What is being asked:
Find each line with the string "ends" and copy it.

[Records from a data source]
+-------+
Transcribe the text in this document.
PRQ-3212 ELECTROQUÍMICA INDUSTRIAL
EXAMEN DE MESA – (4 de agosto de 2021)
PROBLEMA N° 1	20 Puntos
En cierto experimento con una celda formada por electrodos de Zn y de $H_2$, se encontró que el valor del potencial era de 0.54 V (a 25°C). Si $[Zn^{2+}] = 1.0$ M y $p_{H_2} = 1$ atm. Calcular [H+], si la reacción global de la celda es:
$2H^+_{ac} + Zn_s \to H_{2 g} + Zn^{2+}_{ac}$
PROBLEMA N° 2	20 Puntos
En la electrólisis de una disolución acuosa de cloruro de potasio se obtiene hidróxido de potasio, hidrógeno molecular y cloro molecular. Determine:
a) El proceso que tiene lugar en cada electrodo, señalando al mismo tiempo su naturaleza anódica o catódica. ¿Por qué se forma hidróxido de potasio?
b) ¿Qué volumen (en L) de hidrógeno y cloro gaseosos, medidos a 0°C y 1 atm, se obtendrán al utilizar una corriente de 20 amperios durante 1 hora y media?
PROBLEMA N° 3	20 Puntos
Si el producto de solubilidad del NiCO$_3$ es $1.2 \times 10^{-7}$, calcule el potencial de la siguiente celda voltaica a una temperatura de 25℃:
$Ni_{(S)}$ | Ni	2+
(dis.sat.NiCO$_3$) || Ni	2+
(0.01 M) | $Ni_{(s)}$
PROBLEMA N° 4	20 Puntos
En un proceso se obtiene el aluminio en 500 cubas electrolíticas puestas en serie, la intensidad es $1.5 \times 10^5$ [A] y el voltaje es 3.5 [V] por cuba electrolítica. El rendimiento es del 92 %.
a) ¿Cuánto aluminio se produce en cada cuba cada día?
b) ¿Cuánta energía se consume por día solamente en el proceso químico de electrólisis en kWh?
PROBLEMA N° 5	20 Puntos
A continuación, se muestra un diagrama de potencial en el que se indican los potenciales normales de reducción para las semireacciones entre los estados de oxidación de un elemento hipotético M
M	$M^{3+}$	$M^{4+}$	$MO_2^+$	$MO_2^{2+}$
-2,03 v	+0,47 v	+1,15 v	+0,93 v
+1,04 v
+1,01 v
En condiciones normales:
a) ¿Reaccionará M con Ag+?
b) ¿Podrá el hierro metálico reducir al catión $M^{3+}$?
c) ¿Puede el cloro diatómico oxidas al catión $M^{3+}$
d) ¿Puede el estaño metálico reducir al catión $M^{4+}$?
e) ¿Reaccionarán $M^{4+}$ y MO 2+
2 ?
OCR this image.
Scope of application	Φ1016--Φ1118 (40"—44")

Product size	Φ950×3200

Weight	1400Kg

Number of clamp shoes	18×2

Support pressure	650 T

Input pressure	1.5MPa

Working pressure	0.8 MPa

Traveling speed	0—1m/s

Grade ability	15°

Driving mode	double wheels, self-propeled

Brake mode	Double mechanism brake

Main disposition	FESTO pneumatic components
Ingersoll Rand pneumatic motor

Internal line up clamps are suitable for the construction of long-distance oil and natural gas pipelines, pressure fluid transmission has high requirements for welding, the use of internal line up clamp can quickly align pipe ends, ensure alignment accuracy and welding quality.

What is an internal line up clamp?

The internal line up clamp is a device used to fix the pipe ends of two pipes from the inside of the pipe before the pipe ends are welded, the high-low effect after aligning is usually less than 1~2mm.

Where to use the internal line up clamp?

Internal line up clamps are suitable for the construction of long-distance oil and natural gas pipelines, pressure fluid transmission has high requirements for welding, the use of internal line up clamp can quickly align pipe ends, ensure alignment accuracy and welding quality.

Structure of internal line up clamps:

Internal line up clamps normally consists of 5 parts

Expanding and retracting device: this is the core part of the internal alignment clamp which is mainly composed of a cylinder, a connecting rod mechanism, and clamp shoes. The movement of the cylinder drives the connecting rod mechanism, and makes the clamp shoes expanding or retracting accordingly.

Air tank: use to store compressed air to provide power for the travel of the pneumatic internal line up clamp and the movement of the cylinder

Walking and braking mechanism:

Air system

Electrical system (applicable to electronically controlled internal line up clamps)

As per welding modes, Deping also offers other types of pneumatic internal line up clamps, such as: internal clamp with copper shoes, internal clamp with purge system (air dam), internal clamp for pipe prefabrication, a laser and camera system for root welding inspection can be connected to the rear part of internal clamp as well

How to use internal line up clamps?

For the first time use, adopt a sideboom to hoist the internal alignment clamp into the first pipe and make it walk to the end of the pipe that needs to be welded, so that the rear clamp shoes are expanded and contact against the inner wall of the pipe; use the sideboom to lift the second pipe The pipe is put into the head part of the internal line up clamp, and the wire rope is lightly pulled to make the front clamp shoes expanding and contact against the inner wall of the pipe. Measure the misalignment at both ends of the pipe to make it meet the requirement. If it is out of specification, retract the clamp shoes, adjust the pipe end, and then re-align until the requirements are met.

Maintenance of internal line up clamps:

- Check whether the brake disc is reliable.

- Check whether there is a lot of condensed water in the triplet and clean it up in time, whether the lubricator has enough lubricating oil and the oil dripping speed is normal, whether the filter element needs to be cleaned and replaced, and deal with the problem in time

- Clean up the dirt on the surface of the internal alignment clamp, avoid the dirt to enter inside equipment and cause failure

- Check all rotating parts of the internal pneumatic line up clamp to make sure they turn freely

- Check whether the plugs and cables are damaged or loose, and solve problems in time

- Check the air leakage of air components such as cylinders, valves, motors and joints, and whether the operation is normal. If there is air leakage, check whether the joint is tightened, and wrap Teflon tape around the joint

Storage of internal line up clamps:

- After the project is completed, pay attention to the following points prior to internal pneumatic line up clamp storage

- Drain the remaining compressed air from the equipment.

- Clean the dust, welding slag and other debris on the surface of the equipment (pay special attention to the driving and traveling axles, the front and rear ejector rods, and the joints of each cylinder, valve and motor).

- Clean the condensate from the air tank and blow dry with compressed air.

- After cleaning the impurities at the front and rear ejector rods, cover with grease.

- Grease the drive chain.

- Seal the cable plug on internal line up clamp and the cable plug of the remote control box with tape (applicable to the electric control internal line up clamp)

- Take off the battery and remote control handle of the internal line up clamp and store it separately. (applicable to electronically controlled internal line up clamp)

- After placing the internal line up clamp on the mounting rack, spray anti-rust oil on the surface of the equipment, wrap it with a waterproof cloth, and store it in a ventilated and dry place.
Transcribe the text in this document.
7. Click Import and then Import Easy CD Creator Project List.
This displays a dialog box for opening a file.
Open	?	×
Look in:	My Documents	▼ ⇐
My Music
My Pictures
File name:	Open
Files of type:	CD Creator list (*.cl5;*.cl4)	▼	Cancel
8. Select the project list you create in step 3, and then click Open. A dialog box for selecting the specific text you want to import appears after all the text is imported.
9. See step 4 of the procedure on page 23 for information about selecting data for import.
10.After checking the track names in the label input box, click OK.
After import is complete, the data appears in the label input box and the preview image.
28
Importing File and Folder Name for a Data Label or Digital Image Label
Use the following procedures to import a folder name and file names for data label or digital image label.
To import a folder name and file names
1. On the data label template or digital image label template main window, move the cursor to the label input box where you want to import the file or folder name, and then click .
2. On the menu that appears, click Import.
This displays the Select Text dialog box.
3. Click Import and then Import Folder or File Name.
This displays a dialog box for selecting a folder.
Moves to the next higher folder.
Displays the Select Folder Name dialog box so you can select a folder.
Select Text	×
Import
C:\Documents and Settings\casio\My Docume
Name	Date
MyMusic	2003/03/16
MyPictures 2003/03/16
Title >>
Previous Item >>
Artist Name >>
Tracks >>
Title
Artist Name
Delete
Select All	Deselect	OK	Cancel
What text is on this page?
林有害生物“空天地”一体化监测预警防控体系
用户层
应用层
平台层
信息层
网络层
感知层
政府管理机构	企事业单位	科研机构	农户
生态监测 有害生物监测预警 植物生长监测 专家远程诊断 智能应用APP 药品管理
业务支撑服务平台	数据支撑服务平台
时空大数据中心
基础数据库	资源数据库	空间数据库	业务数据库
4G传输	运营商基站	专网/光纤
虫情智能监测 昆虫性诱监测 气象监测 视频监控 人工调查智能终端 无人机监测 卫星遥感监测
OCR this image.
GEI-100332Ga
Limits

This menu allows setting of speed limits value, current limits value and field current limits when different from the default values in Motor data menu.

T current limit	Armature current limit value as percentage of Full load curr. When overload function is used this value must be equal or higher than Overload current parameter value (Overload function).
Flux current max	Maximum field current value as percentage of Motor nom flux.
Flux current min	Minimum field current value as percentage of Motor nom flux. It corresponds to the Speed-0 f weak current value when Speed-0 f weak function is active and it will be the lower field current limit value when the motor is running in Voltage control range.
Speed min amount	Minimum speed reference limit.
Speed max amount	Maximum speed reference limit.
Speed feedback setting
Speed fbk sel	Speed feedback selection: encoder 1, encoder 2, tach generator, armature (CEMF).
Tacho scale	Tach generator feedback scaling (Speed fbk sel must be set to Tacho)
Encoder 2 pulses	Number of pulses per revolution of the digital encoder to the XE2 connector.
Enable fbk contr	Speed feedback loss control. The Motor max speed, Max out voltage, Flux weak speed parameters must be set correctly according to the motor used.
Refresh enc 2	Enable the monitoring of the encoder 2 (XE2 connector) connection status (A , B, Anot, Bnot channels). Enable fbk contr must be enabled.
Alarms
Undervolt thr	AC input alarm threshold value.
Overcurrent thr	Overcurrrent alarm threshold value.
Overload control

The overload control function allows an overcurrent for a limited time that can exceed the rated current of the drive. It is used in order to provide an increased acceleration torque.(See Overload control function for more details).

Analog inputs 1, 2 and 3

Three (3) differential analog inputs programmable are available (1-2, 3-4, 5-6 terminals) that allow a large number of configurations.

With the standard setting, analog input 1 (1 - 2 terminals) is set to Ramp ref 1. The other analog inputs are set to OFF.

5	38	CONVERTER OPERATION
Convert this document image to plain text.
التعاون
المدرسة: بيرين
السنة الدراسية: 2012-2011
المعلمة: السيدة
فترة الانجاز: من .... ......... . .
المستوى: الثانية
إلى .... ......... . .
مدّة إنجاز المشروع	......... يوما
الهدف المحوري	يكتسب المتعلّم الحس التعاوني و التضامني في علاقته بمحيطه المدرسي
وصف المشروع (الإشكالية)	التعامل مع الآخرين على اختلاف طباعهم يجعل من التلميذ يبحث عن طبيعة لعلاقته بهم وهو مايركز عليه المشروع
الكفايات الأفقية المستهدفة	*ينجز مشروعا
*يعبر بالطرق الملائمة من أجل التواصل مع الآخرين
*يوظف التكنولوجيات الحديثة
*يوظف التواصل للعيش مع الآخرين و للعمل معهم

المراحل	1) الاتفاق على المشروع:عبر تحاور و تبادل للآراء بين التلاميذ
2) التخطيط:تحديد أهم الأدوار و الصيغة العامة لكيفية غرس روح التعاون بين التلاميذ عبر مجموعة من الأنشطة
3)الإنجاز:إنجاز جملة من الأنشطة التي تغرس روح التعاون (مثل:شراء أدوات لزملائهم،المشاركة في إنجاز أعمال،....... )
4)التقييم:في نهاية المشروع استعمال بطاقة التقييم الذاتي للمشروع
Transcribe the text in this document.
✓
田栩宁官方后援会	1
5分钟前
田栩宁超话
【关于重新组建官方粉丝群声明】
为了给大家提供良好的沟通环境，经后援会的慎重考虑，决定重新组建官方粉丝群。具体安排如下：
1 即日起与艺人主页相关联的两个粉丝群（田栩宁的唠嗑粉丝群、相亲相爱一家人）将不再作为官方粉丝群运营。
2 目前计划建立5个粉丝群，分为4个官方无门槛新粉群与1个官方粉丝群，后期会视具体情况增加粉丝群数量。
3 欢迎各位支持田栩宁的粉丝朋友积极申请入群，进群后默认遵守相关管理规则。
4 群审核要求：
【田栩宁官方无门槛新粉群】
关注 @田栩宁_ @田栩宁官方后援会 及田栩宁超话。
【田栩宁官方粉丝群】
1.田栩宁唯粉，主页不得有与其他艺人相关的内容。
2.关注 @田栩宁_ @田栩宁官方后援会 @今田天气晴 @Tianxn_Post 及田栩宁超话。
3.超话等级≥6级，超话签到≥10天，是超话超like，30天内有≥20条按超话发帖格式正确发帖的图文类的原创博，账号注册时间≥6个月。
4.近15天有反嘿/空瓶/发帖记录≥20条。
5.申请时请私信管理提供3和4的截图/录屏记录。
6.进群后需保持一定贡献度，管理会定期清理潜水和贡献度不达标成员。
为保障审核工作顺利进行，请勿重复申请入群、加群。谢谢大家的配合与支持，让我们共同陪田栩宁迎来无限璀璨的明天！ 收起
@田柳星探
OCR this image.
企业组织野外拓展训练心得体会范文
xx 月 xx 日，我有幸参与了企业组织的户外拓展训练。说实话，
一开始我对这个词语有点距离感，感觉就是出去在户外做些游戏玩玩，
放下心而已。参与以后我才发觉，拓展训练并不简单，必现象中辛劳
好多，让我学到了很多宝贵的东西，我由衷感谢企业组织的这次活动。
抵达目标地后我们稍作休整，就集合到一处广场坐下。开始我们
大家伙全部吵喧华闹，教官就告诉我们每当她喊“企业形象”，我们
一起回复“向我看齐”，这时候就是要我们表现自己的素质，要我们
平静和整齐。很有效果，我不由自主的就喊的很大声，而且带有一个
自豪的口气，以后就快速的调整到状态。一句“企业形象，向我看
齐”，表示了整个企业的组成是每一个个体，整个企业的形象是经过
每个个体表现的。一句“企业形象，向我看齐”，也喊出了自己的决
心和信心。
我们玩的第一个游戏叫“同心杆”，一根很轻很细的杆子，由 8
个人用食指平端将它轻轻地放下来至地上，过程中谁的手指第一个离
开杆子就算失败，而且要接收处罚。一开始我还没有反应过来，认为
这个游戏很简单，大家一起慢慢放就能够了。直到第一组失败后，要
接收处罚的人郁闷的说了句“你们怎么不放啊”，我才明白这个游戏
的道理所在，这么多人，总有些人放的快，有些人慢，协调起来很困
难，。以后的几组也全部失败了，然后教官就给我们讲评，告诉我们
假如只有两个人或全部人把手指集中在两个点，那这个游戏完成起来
+-------+
Exercise result:
Internal line up clamps are suitable for the construction of long-distance oil and natural gas pipelines, pressure fluid transmission has high requirements for welding, the use of internal line up clamp can quickly align pipe ends, ensure alignment accuracy and welding quality.
The internal line up clamp is a device used to fix the pipe ends of two pipes from the inside of the pipe before the pipe ends are welded, the high-low effect after aligning is usually less than 1~2mm.
Internal line up clamps are suitable for the construction of long-distance oil and natural gas pipelines, pressure fluid transmission has high requirements for welding, the use of internal line up clamp can quickly align pipe ends, ensure alignment accuracy and welding quality.
For the first time use, adopt a sideboom to hoist the internal alignment clamp into the first pipe and make it walk to the end of the pipe that needs to be welded, so that the rear clamp shoes are expanded and contact against the inner wall of the pipe; use the sideboom to lift the second pipe The pipe is put into the head part of the internal line up clamp, and the wire rope is lightly pulled to make the front clamp shoes expanding and contact against the inner wall of the pipe. Measure the misalignment at both ends of the pipe to make it meet the requirement. If it is out of specification, retract the clamp shoes, adjust the pipe end, and then re-align until the requirements are met.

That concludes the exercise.